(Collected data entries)
━━━━━━━━━━━━━━━━━━━━

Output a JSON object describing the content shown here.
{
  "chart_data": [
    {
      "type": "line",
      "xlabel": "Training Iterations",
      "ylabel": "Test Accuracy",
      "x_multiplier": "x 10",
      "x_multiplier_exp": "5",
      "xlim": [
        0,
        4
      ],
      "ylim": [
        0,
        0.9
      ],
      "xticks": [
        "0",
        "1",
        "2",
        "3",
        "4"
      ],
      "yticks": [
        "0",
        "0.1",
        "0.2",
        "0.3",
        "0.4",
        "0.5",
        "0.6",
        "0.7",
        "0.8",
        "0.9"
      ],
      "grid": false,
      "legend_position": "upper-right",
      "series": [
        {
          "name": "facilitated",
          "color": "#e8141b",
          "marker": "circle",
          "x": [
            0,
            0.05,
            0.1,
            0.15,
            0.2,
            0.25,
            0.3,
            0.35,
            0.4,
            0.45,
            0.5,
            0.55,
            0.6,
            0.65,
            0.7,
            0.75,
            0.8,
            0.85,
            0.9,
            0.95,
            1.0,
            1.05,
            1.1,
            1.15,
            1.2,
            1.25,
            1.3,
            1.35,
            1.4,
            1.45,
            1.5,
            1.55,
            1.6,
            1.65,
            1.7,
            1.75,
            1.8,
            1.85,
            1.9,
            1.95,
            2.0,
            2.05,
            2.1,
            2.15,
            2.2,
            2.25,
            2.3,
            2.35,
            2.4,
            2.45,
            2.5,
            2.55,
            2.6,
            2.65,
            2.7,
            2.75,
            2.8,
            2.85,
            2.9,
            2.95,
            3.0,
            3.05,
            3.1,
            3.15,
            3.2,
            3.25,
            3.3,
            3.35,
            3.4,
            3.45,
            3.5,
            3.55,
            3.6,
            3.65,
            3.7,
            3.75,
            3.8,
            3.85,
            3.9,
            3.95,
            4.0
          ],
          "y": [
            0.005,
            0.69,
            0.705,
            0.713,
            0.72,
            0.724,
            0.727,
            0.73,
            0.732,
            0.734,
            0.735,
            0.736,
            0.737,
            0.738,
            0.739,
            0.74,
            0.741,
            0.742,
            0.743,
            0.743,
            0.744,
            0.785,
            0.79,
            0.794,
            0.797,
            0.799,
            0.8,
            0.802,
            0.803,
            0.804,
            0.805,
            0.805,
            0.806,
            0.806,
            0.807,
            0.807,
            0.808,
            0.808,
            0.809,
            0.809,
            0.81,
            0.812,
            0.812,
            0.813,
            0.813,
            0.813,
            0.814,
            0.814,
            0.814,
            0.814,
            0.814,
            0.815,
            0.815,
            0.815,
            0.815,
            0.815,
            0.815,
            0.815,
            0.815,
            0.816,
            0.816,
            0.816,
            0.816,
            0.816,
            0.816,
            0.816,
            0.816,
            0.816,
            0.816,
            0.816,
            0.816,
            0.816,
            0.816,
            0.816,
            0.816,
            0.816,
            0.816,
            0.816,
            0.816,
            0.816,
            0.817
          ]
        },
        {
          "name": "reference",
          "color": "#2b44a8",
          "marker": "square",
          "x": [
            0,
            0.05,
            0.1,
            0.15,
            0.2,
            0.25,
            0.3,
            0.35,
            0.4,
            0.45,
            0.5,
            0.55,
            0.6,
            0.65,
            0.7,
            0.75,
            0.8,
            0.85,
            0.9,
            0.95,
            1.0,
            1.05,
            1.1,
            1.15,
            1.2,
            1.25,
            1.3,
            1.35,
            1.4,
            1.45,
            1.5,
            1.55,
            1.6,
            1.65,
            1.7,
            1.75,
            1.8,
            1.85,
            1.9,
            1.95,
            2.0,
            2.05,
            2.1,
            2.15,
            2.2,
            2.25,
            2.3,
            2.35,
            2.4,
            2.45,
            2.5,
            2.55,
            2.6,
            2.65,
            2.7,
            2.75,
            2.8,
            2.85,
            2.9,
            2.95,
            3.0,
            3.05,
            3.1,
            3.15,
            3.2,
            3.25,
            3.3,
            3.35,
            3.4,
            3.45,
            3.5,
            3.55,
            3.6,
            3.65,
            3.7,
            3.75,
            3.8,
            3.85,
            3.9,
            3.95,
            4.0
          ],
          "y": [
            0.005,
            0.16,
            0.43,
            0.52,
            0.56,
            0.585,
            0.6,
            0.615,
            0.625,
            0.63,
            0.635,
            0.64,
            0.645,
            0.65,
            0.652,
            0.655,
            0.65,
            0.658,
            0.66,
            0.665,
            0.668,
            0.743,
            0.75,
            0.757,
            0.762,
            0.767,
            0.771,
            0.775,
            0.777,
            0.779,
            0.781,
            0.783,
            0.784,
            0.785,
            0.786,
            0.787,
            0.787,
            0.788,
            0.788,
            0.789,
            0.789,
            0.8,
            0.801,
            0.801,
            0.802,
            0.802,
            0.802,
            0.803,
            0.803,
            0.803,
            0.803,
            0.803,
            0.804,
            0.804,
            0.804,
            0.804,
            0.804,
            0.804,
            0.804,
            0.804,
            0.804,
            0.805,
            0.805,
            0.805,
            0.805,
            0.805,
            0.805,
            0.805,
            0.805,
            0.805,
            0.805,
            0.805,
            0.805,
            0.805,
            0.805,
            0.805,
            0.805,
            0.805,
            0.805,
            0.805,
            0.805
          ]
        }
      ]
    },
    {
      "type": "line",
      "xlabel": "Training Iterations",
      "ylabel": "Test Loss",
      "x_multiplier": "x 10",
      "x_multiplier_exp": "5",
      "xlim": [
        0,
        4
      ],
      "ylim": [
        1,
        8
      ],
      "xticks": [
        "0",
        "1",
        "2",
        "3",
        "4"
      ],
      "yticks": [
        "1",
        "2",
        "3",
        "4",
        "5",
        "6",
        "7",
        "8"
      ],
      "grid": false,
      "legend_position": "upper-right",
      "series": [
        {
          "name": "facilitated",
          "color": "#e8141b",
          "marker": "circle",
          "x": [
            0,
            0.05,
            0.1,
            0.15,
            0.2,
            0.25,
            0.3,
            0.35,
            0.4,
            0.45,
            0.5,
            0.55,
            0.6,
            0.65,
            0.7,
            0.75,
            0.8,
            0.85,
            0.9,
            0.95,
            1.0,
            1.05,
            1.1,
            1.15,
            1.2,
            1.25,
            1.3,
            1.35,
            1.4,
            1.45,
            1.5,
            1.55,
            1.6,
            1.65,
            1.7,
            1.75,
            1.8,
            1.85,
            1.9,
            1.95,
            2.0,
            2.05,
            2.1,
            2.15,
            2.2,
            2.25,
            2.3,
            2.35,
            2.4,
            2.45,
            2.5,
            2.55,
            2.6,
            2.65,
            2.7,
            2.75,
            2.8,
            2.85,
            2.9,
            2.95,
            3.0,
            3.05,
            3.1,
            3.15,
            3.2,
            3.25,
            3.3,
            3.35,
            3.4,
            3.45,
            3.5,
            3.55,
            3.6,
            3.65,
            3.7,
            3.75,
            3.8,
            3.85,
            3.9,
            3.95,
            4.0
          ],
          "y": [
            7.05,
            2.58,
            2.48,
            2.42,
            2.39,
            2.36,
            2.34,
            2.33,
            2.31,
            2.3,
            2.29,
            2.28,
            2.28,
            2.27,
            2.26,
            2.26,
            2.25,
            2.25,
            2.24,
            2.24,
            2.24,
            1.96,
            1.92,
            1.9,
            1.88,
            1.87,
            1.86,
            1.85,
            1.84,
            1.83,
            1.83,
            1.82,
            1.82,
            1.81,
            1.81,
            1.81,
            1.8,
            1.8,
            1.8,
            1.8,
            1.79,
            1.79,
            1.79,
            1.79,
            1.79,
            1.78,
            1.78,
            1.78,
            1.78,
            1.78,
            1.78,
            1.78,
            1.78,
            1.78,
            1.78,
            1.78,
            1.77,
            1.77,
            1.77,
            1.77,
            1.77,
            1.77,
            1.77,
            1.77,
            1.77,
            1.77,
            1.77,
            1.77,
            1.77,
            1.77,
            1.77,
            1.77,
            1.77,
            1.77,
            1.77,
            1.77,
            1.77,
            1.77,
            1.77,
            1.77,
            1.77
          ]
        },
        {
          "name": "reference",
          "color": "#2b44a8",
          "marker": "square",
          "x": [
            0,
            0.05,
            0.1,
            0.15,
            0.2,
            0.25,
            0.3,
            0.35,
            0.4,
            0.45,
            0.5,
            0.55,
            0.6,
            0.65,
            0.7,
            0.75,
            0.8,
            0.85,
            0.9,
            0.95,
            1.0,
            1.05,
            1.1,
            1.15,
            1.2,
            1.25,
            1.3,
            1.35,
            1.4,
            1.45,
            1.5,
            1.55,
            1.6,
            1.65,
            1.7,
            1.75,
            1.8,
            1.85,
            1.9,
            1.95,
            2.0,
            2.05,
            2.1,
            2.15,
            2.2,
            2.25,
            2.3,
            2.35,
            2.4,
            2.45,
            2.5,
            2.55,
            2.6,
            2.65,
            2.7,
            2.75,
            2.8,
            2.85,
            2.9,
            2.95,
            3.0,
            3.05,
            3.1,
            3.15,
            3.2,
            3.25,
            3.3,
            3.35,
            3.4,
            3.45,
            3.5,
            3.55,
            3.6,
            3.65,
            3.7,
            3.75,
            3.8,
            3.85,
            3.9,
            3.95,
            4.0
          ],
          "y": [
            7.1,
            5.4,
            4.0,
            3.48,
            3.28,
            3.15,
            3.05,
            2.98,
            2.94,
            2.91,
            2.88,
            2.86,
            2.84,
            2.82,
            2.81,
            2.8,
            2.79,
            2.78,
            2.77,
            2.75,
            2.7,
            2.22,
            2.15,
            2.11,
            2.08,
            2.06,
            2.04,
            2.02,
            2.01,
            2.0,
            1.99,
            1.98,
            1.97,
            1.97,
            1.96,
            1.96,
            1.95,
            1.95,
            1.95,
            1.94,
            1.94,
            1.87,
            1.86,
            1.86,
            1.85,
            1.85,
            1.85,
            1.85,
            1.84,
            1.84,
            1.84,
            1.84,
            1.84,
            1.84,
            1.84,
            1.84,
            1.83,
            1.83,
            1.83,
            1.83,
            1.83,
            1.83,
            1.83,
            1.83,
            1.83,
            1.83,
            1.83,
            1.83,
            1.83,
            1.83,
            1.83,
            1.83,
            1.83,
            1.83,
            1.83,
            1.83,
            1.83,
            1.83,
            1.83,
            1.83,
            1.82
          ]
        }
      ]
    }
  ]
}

━━━━━━━━━━━━━━━━━━━━

▸ **EXERCISE TASK**
In the records shown above, how many lines include the word "ylabel"? Answer with the number only.

▸ **RESULT OF THE TASK**
2